◆ ENTRIES SUPPLIED
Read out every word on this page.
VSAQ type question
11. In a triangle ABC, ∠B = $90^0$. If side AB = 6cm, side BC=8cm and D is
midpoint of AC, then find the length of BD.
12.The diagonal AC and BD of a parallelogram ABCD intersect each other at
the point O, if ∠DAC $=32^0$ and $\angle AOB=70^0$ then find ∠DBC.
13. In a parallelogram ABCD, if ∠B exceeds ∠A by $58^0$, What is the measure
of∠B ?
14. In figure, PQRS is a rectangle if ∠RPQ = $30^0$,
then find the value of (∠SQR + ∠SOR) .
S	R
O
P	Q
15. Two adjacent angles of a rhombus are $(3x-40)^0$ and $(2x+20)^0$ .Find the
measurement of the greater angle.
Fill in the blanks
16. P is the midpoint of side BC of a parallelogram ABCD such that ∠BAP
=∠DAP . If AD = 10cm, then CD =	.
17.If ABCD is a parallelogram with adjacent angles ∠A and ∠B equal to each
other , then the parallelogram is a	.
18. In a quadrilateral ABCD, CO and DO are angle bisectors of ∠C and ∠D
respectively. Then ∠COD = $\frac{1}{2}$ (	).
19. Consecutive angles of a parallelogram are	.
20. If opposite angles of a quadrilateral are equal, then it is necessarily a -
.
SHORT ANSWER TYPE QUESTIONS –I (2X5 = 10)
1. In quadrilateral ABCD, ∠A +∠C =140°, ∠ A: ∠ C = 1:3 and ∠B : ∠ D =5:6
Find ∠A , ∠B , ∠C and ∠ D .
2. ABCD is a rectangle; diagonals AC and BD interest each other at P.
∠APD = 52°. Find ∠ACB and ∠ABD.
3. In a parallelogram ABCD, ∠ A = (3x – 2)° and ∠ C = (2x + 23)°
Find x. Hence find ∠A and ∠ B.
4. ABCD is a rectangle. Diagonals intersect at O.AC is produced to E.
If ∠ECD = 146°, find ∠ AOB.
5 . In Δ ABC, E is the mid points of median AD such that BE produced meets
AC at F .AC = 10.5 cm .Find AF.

◆ REQUIRED TASK
Your task is to repeat the data exactly, with nothing left out.

◆ EXPECTED ANSWER
Read out every word on this page.
VSAQ type question
11. In a triangle ABC, ∠B = $90^0$. If side AB = 6cm, side BC=8cm and D is
midpoint of AC, then find the length of BD.
12.The diagonal AC and BD of a parallelogram ABCD intersect each other at
the point O, if ∠DAC $=32^0$ and $\angle AOB=70^0$ then find ∠DBC.
13. In a parallelogram ABCD, if ∠B exceeds ∠A by $58^0$, What is the measure
of∠B ?
14. In figure, PQRS is a rectangle if ∠RPQ = $30^0$,
then find the value of (∠SQR + ∠SOR) .
S	R
O
P	Q
15. Two adjacent angles of a rhombus are $(3x-40)^0$ and $(2x+20)^0$ .Find the
measurement of the greater angle.
Fill in the blanks
16. P is the midpoint of side BC of a parallelogram ABCD such that ∠BAP
=∠DAP . If AD = 10cm, then CD =	.
17.If ABCD is a parallelogram with adjacent angles ∠A and ∠B equal to each
other , then the parallelogram is a	.
18. In a quadrilateral ABCD, CO and DO are angle bisectors of ∠C and ∠D
respectively. Then ∠COD = $\frac{1}{2}$ (	).
19. Consecutive angles of a parallelogram are	.
20. If opposite angles of a quadrilateral are equal, then it is necessarily a -
.
SHORT ANSWER TYPE QUESTIONS –I (2X5 = 10)
1. In quadrilateral ABCD, ∠A +∠C =140°, ∠ A: ∠ C = 1:3 and ∠B : ∠ D =5:6
Find ∠A , ∠B , ∠C and ∠ D .
2. ABCD is a rectangle; diagonals AC and BD interest each other at P.
∠APD = 52°. Find ∠ACB and ∠ABD.
3. In a parallelogram ABCD, ∠ A = (3x – 2)° and ∠ C = (2x + 23)°
Find x. Hence find ∠A and ∠ B.
4. ABCD is a rectangle. Diagonals intersect at O.AC is produced to E.
If ∠ECD = 146°, find ∠ AOB.
5 . In Δ ABC, E is the mid points of median AD such that BE produced meets
AC at F .AC = 10.5 cm .Find AF.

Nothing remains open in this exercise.